- **EXERCISE**: Pick out each line containing the string "JSON".

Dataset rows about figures
--*--
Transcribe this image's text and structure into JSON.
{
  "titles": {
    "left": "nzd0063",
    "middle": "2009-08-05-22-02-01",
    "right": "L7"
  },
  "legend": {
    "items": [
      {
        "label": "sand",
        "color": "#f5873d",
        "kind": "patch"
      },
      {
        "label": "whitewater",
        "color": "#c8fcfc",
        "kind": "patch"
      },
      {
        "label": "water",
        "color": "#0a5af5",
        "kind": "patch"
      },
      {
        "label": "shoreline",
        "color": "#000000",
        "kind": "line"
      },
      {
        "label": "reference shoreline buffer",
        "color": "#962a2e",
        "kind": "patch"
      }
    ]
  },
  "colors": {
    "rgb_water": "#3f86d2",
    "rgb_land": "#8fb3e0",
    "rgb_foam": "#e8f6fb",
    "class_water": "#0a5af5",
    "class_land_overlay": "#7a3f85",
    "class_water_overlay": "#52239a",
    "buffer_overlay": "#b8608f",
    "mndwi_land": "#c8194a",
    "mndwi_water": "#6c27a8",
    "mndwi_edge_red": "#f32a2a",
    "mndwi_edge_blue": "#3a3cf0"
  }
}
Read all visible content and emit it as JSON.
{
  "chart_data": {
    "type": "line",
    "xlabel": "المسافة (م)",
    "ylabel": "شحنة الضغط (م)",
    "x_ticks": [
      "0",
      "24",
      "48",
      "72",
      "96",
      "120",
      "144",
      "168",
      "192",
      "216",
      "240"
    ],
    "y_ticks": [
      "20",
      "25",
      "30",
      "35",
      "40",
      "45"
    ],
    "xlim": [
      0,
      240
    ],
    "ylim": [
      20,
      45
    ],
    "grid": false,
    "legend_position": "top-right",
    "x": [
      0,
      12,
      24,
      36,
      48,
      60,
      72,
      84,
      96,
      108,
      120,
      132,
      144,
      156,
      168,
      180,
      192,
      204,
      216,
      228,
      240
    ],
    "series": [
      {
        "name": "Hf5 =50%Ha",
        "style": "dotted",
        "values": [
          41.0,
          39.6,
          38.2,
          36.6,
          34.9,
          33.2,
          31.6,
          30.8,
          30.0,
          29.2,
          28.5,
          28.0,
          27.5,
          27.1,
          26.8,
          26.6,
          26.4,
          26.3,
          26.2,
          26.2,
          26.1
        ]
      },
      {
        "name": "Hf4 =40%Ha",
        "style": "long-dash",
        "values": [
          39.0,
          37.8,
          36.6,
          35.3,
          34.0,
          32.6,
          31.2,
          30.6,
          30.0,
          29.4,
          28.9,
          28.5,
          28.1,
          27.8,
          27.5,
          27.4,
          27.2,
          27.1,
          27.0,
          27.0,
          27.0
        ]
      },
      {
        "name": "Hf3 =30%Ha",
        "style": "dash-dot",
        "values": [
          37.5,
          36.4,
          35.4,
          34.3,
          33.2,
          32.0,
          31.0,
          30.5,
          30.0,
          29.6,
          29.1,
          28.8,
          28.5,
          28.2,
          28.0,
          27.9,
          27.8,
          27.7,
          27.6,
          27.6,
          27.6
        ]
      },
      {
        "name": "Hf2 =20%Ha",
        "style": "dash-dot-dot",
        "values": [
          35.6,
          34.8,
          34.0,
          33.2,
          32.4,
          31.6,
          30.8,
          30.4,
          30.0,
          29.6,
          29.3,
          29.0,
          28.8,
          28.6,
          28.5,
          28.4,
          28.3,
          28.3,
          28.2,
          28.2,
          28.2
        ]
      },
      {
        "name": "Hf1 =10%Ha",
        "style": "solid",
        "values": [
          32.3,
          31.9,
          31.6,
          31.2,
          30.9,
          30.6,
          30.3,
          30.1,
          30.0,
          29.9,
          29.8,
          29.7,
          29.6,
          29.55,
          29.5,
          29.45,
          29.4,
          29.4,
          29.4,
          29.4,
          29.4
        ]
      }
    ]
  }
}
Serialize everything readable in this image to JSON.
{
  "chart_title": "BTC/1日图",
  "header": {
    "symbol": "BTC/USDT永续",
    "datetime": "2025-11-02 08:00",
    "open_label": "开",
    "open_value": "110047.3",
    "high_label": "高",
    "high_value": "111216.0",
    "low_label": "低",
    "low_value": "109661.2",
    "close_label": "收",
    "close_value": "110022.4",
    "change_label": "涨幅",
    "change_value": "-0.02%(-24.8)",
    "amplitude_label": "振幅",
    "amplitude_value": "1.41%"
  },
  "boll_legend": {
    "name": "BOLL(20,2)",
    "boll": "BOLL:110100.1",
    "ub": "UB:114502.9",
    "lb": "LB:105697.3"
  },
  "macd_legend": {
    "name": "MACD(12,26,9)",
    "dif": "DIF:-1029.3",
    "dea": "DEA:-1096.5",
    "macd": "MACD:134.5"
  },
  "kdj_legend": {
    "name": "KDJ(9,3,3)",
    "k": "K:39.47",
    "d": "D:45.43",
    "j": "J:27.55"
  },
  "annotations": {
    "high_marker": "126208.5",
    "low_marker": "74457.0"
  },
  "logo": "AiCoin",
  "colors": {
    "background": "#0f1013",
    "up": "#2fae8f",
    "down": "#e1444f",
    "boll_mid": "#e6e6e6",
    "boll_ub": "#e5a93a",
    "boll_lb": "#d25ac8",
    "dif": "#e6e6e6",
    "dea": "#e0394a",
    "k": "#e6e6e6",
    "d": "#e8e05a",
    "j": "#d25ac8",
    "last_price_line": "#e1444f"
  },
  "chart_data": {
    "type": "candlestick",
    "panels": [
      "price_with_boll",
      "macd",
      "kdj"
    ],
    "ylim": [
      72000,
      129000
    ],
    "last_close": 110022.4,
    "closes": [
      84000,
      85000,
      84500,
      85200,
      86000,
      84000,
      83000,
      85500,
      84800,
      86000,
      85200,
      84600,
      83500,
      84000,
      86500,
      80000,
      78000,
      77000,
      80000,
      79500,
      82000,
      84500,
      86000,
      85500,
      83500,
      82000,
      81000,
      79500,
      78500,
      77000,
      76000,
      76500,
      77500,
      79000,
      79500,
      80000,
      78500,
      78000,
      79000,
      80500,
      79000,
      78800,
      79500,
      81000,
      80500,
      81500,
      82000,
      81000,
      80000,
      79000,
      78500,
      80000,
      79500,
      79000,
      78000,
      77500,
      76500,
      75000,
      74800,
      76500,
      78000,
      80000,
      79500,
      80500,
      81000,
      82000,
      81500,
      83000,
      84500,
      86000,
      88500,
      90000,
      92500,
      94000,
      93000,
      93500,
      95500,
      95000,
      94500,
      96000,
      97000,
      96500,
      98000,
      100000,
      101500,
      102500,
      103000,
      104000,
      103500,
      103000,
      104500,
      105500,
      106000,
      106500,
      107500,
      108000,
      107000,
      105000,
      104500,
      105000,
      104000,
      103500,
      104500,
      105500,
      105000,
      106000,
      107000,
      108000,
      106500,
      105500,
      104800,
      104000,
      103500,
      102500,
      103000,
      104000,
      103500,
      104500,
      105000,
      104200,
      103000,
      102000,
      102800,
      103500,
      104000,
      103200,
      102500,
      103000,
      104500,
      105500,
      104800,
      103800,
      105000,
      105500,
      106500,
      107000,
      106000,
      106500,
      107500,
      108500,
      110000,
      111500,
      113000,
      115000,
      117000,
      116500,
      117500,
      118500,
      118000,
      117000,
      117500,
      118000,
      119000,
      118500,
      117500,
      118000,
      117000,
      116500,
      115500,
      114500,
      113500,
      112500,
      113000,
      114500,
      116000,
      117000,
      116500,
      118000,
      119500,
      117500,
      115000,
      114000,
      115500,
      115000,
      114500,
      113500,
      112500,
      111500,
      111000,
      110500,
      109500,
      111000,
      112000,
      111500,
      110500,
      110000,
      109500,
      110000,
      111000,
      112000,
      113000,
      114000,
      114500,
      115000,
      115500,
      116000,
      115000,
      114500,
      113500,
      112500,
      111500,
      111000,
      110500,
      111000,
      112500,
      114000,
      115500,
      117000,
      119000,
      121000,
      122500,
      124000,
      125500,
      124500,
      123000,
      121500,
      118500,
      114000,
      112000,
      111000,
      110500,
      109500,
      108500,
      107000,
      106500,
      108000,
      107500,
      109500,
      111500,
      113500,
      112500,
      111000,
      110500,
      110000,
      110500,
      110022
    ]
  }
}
--*--
- **WORKED SOLUTION**:
Transcribe this image's text and structure into JSON.
Read all visible content and emit it as JSON.
Serialize everything readable in this image to JSON.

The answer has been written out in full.